Exercise details: Reproduce every line of the records below word for word, in the same order.

Raw records:
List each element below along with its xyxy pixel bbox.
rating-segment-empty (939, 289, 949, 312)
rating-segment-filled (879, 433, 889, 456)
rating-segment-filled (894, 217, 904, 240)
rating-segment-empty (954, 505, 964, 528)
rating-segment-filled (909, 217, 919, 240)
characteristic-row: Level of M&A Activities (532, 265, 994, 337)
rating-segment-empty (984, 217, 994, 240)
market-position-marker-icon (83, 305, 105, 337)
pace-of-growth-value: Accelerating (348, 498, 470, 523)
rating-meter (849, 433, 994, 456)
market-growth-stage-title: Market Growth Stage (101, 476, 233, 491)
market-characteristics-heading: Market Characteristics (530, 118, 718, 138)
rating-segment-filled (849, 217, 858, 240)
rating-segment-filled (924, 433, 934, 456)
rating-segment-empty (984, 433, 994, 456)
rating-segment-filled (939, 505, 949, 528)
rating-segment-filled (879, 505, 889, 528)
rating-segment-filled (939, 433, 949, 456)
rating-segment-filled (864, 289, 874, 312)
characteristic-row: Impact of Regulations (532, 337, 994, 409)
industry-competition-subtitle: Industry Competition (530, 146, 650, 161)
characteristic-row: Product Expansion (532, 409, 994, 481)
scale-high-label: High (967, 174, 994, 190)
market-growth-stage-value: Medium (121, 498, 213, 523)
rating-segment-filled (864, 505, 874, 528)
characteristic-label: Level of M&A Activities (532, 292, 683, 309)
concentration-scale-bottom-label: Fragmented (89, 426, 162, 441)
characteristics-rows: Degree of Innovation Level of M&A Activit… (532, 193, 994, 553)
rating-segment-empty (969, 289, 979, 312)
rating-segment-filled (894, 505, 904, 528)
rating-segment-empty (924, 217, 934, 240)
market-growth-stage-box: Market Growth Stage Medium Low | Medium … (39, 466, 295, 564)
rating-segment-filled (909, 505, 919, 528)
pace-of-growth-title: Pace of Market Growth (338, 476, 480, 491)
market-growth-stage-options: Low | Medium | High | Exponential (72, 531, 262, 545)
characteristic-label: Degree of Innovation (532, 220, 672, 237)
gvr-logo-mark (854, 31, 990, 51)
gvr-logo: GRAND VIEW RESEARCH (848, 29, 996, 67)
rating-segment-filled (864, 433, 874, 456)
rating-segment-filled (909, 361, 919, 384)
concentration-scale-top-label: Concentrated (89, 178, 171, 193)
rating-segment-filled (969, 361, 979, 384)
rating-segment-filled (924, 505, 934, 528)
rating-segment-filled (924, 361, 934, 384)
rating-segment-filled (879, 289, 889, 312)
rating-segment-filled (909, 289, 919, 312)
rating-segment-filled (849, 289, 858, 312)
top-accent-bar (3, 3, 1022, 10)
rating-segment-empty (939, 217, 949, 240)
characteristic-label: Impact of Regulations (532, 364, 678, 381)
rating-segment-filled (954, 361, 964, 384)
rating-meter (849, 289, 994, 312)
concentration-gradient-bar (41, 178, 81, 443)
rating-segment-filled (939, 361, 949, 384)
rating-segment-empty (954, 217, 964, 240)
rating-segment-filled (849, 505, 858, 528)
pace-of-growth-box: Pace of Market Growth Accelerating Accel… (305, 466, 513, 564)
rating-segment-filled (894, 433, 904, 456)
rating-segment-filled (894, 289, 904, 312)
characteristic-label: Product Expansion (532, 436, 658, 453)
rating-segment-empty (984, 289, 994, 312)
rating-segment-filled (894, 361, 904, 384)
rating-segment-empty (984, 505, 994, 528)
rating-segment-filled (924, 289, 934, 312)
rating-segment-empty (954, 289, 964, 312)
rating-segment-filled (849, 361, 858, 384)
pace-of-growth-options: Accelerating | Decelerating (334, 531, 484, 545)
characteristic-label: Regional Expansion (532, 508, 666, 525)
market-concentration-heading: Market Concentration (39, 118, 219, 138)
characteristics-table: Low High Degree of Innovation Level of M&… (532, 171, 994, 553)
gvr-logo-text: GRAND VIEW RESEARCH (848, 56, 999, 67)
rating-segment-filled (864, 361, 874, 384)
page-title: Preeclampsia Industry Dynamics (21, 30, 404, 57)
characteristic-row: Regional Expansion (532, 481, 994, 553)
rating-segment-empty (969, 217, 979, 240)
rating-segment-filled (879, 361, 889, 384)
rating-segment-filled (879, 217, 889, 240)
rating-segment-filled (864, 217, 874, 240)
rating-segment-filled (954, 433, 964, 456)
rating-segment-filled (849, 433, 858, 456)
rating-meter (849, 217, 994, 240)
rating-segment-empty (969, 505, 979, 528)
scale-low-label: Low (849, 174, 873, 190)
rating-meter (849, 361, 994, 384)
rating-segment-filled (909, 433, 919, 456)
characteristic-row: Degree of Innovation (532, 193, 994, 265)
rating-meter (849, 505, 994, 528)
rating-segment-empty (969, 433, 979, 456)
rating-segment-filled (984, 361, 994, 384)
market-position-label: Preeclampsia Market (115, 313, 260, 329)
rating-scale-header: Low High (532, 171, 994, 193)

Written response:
List each element below along with its xyxy pixel bbox.
rating-segment-empty (939, 289, 949, 312)
rating-segment-filled (879, 433, 889, 456)
rating-segment-filled (894, 217, 904, 240)
rating-segment-empty (954, 505, 964, 528)
rating-segment-filled (909, 217, 919, 240)
characteristic-row: Level of M&A Activities (532, 265, 994, 337)
rating-segment-empty (984, 217, 994, 240)
market-position-marker-icon (83, 305, 105, 337)
pace-of-growth-value: Accelerating (348, 498, 470, 523)
rating-meter (849, 433, 994, 456)
market-growth-stage-title: Market Growth Stage (101, 476, 233, 491)
market-characteristics-heading: Market Characteristics (530, 118, 718, 138)
rating-segment-filled (849, 217, 858, 240)
rating-segment-filled (924, 433, 934, 456)
rating-segment-empty (984, 433, 994, 456)
rating-segment-filled (939, 505, 949, 528)
rating-segment-filled (879, 505, 889, 528)
rating-segment-filled (939, 433, 949, 456)
rating-segment-filled (864, 289, 874, 312)
characteristic-row: Impact of Regulations (532, 337, 994, 409)
industry-competition-subtitle: Industry Competition (530, 146, 650, 161)
characteristic-row: Product Expansion (532, 409, 994, 481)
scale-high-label: High (967, 174, 994, 190)
market-growth-stage-value: Medium (121, 498, 213, 523)
rating-segment-filled (864, 505, 874, 528)
characteristic-label: Level of M&A Activities (532, 292, 683, 309)
concentration-scale-bottom-label: Fragmented (89, 426, 162, 441)
characteristics-rows: Degree of Innovation Level of M&A Activit… (532, 193, 994, 553)
rating-segment-empty (969, 289, 979, 312)
rating-segment-filled (894, 505, 904, 528)
rating-segment-empty (924, 217, 934, 240)
market-growth-stage-box: Market Growth Stage Medium Low | Medium … (39, 466, 295, 564)
rating-segment-filled (909, 505, 919, 528)
pace-of-growth-title: Pace of Market Growth (338, 476, 480, 491)
market-growth-stage-options: Low | Medium | High | Exponential (72, 531, 262, 545)
characteristic-label: Degree of Innovation (532, 220, 672, 237)
gvr-logo-mark (854, 31, 990, 51)
gvr-logo: GRAND VIEW RESEARCH (848, 29, 996, 67)
rating-segment-filled (864, 433, 874, 456)
rating-segment-filled (909, 361, 919, 384)
concentration-scale-top-label: Concentrated (89, 178, 171, 193)
rating-segment-filled (969, 361, 979, 384)
rating-segment-filled (924, 505, 934, 528)
rating-segment-filled (924, 361, 934, 384)
rating-segment-filled (879, 289, 889, 312)
rating-segment-filled (909, 289, 919, 312)
rating-segment-filled (849, 289, 858, 312)
top-accent-bar (3, 3, 1022, 10)
rating-segment-empty (939, 217, 949, 240)
characteristic-label: Impact of Regulations (532, 364, 678, 381)
rating-segment-filled (954, 361, 964, 384)
rating-meter (849, 289, 994, 312)
concentration-gradient-bar (41, 178, 81, 443)
rating-segment-filled (939, 361, 949, 384)
rating-segment-empty (954, 217, 964, 240)
rating-segment-filled (849, 505, 858, 528)
pace-of-growth-box: Pace of Market Growth Accelerating Accel… (305, 466, 513, 564)
rating-segment-filled (894, 433, 904, 456)
rating-segment-filled (894, 289, 904, 312)
characteristic-label: Product Expansion (532, 436, 658, 453)
rating-segment-empty (984, 289, 994, 312)
rating-segment-filled (894, 361, 904, 384)
rating-segment-empty (984, 505, 994, 528)
rating-segment-filled (924, 289, 934, 312)
rating-segment-empty (954, 289, 964, 312)
rating-segment-filled (849, 361, 858, 384)
pace-of-growth-options: Accelerating | Decelerating (334, 531, 484, 545)
characteristic-label: Regional Expansion (532, 508, 666, 525)
market-concentration-heading: Market Concentration (39, 118, 219, 138)
characteristics-table: Low High Degree of Innovation Level of M&… (532, 171, 994, 553)
gvr-logo-text: GRAND VIEW RESEARCH (848, 56, 999, 67)
rating-segment-filled (864, 361, 874, 384)
page-title: Preeclampsia Industry Dynamics (21, 30, 404, 57)
characteristic-row: Regional Expansion (532, 481, 994, 553)
rating-segment-empty (969, 217, 979, 240)
rating-segment-filled (879, 361, 889, 384)
rating-segment-filled (879, 217, 889, 240)
rating-segment-filled (864, 217, 874, 240)
rating-segment-filled (954, 433, 964, 456)
rating-segment-filled (849, 433, 858, 456)
rating-meter (849, 217, 994, 240)
rating-segment-empty (969, 505, 979, 528)
scale-low-label: Low (849, 174, 873, 190)
rating-meter (849, 361, 994, 384)
rating-segment-filled (909, 433, 919, 456)
characteristic-row: Degree of Innovation (532, 193, 994, 265)
rating-meter (849, 505, 994, 528)
rating-segment-empty (969, 433, 979, 456)
rating-segment-filled (984, 361, 994, 384)
market-position-label: Preeclampsia Market (115, 313, 260, 329)
rating-scale-header: Low High (532, 171, 994, 193)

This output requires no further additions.